● **DATA FOR THE TASK**:

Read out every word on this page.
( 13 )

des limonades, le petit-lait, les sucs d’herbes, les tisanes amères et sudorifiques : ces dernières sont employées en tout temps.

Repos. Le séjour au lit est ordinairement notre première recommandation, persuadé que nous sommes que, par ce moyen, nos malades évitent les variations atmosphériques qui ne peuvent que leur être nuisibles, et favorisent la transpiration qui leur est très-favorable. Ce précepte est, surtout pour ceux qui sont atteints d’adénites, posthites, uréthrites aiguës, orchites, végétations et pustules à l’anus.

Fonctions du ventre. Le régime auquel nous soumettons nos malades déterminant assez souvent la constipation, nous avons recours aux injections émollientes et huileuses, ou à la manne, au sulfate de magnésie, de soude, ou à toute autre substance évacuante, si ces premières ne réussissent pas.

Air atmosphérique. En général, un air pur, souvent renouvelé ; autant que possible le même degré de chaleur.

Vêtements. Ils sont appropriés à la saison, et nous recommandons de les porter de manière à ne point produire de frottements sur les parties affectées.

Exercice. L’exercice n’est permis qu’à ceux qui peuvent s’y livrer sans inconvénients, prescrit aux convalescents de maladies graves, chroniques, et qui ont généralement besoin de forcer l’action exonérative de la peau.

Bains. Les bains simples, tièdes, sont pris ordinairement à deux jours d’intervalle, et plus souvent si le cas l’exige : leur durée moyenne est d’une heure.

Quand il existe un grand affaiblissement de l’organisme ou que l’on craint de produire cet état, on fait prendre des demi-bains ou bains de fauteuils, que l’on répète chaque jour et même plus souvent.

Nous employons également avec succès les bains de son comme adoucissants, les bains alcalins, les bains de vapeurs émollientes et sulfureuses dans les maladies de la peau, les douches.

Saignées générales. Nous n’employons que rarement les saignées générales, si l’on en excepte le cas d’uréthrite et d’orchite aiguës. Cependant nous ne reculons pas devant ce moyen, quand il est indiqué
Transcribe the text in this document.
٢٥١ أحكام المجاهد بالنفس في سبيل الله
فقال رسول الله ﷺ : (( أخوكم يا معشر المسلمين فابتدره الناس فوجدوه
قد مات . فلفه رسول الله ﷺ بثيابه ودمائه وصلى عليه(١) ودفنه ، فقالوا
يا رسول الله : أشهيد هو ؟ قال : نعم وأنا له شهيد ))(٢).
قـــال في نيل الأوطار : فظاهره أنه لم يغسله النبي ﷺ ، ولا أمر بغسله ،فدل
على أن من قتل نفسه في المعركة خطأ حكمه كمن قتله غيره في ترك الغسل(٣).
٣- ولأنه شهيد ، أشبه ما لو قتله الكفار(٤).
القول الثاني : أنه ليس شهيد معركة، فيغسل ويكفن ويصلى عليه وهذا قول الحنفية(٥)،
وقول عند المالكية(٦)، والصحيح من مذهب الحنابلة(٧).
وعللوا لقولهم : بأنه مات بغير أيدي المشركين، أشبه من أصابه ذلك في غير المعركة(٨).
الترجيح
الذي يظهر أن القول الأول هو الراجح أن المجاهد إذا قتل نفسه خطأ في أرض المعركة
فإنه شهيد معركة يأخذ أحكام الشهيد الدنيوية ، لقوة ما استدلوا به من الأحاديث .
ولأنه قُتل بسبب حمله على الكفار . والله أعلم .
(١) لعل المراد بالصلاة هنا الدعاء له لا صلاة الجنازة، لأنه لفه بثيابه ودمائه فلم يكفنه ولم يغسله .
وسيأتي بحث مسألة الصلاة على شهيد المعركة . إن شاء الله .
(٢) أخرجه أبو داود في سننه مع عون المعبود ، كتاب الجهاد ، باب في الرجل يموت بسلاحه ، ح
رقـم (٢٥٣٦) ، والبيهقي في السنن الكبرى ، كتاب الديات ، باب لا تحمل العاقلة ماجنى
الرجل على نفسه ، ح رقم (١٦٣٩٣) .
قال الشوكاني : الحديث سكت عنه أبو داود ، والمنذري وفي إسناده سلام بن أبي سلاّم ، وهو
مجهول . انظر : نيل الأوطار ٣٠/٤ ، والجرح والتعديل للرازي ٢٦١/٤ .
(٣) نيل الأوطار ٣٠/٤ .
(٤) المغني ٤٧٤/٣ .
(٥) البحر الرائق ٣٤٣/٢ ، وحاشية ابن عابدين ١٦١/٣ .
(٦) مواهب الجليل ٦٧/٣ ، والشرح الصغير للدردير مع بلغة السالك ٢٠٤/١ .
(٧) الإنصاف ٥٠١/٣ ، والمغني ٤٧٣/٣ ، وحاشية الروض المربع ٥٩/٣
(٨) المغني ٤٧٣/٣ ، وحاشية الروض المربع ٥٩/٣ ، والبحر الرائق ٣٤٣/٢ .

● **YOUR INSTRUCTIONS**: Go over the data above and copy every line that has the word "شهيد" in it.

● **FINISHED EXERCISE**:
يا رسول الله : أشهيد هو ؟ قال : نعم وأنا له شهيد ))(٢).
٣- ولأنه شهيد ، أشبه ما لو قتله الكفار(٤).
القول الثاني : أنه ليس شهيد معركة، فيغسل ويكفن ويصلى عليه وهذا قول الحنفية(٥)،
فإنه شهيد معركة يأخذ أحكام الشهيد الدنيوية ، لقوة ما استدلوا به من الأحاديث .
وسيأتي بحث مسألة الصلاة على شهيد المعركة . إن شاء الله .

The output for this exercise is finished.